◆ **Extracted records**
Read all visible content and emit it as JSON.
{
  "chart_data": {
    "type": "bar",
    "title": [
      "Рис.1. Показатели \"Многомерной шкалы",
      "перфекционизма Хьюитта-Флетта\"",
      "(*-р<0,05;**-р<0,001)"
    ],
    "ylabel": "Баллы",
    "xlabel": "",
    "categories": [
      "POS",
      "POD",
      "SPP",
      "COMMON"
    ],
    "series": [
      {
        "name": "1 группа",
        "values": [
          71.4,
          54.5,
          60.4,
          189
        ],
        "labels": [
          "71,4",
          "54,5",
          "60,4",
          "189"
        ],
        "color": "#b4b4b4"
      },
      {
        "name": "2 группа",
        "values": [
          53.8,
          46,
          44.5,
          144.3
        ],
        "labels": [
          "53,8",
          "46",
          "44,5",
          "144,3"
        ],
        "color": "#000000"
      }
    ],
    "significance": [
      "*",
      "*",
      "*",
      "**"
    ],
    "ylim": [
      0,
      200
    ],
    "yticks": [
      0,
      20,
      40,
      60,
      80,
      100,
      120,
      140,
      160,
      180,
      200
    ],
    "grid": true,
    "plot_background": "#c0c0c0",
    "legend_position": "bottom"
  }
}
--
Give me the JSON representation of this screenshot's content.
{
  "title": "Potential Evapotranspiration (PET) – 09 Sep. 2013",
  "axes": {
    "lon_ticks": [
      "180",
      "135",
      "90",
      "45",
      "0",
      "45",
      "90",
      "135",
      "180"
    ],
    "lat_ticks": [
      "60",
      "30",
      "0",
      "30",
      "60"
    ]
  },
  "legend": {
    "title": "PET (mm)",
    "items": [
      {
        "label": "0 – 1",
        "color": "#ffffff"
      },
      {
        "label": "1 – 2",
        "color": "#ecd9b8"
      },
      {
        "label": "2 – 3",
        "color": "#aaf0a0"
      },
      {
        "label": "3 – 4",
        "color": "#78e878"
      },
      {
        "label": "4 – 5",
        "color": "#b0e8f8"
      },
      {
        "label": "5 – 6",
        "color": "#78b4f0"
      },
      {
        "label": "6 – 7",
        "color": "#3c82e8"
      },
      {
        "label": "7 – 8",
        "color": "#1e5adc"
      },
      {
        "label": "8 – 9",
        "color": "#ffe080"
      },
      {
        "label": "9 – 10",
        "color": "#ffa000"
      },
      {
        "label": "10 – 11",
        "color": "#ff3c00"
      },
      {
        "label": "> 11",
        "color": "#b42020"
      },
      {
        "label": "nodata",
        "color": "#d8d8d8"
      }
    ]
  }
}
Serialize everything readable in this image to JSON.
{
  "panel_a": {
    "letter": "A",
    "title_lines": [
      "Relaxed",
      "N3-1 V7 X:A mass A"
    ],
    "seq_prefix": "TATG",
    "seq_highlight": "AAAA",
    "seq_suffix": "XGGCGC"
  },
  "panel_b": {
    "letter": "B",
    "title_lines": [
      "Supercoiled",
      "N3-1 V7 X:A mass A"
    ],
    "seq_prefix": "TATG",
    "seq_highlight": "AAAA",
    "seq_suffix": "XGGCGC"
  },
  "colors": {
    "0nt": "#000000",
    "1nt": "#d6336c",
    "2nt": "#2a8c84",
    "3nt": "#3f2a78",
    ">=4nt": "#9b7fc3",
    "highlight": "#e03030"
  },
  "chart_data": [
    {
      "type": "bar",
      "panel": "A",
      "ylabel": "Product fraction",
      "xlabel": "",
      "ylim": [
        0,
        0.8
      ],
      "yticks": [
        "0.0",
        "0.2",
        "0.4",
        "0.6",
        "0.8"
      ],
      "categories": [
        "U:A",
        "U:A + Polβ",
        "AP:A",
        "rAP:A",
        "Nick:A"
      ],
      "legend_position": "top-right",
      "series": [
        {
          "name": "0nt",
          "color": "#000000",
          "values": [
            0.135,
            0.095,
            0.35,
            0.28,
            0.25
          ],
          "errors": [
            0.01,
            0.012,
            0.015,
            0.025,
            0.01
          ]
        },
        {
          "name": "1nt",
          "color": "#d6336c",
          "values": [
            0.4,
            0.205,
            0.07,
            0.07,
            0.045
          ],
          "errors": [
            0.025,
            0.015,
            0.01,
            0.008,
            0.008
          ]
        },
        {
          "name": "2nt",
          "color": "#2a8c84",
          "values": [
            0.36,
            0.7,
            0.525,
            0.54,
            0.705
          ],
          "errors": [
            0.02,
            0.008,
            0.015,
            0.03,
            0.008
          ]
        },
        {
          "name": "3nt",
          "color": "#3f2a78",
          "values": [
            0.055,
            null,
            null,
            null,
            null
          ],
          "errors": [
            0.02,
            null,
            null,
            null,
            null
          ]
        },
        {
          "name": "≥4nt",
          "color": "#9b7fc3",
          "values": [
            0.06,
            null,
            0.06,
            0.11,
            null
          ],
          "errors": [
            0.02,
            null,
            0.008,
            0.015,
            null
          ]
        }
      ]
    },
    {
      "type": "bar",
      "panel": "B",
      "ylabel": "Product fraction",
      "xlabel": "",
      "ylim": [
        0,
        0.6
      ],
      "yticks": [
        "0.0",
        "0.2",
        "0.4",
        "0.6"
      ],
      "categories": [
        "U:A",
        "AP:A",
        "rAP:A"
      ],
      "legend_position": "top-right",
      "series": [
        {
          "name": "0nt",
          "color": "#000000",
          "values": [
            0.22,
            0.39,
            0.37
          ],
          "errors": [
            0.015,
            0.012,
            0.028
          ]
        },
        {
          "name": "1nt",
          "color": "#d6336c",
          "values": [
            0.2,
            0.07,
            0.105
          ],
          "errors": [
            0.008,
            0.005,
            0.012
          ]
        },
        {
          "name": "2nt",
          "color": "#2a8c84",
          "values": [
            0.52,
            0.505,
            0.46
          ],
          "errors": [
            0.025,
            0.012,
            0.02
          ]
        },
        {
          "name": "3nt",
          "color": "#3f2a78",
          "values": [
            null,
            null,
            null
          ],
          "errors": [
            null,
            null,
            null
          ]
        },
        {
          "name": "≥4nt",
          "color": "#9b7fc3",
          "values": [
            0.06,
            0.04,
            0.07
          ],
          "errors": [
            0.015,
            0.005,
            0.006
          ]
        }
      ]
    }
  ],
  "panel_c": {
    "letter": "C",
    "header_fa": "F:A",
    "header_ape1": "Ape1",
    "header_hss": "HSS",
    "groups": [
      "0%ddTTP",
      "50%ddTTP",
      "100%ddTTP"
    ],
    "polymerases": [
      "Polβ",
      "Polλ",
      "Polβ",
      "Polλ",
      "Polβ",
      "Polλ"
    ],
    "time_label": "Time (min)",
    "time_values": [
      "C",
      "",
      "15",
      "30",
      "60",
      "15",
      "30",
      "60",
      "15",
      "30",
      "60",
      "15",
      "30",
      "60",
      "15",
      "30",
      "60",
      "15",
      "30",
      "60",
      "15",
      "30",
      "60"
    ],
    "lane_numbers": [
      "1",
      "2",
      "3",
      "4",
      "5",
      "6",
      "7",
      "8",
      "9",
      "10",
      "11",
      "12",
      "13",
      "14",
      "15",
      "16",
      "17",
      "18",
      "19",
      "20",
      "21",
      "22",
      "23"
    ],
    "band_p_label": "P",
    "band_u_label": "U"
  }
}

◆ **What needs to be done**
From the listing above, copy all lines holding the word "JSON".

◆ **Task output**
Read all visible content and emit it as JSON.
Give me the JSON representation of this screenshot's content.
Serialize everything readable in this image to JSON.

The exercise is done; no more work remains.